• Task requirements:
Repeat the listing below in full, exactly as it stands.

Data records

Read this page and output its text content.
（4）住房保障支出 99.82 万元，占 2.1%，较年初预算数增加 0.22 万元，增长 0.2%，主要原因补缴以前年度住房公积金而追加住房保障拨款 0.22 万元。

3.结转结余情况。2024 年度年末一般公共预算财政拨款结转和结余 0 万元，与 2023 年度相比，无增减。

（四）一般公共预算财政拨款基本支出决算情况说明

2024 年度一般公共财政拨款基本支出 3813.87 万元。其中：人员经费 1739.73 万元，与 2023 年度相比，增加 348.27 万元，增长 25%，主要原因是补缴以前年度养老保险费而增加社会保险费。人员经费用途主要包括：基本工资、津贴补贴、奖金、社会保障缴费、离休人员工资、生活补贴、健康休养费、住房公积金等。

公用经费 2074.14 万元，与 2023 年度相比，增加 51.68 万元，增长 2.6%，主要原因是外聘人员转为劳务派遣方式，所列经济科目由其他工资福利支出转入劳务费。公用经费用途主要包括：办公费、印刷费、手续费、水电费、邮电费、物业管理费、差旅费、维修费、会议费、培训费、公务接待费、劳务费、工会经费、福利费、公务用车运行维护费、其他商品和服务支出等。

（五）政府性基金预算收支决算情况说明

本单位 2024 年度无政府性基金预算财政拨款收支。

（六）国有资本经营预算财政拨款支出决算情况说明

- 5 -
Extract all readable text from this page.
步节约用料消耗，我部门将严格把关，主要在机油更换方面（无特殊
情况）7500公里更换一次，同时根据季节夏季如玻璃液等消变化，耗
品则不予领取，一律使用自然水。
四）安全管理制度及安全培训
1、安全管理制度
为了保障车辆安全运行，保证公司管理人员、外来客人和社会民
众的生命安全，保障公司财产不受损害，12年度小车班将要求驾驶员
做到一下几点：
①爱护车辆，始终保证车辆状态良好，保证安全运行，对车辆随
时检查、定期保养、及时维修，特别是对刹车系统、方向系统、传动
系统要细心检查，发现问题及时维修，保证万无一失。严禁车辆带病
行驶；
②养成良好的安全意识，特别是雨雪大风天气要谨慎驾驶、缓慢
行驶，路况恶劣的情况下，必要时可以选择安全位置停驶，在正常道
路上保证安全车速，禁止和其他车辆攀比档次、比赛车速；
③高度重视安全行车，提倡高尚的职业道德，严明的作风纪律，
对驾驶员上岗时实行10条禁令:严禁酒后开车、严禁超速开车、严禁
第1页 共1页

• Complete output:
Read this page and output its text content.
（4）住房保障支出 99.82 万元，占 2.1%，较年初预算数增加 0.22 万元，增长 0.2%，主要原因补缴以前年度住房公积金而追加住房保障拨款 0.22 万元。

3.结转结余情况。2024 年度年末一般公共预算财政拨款结转和结余 0 万元，与 2023 年度相比，无增减。

（四）一般公共预算财政拨款基本支出决算情况说明

2024 年度一般公共财政拨款基本支出 3813.87 万元。其中：人员经费 1739.73 万元，与 2023 年度相比，增加 348.27 万元，增长 25%，主要原因是补缴以前年度养老保险费而增加社会保险费。人员经费用途主要包括：基本工资、津贴补贴、奖金、社会保障缴费、离休人员工资、生活补贴、健康休养费、住房公积金等。

公用经费 2074.14 万元，与 2023 年度相比，增加 51.68 万元，增长 2.6%，主要原因是外聘人员转为劳务派遣方式，所列经济科目由其他工资福利支出转入劳务费。公用经费用途主要包括：办公费、印刷费、手续费、水电费、邮电费、物业管理费、差旅费、维修费、会议费、培训费、公务接待费、劳务费、工会经费、福利费、公务用车运行维护费、其他商品和服务支出等。

（五）政府性基金预算收支决算情况说明

本单位 2024 年度无政府性基金预算财政拨款收支。

（六）国有资本经营预算财政拨款支出决算情况说明

- 5 -
Extract all readable text from this page.
步节约用料消耗，我部门将严格把关，主要在机油更换方面（无特殊
情况）7500公里更换一次，同时根据季节夏季如玻璃液等消变化，耗
品则不予领取，一律使用自然水。
四）安全管理制度及安全培训
1、安全管理制度
为了保障车辆安全运行，保证公司管理人员、外来客人和社会民
众的生命安全，保障公司财产不受损害，12年度小车班将要求驾驶员
做到一下几点：
①爱护车辆，始终保证车辆状态良好，保证安全运行，对车辆随
时检查、定期保养、及时维修，特别是对刹车系统、方向系统、传动
系统要细心检查，发现问题及时维修，保证万无一失。严禁车辆带病
行驶；
②养成良好的安全意识，特别是雨雪大风天气要谨慎驾驶、缓慢
行驶，路况恶劣的情况下，必要时可以选择安全位置停驶，在正常道
路上保证安全车速，禁止和其他车辆攀比档次、比赛车速；
③高度重视安全行车，提倡高尚的职业道德，严明的作风纪律，
对驾驶员上岗时实行10条禁令:严禁酒后开车、严禁超速开车、严禁
第1页 共1页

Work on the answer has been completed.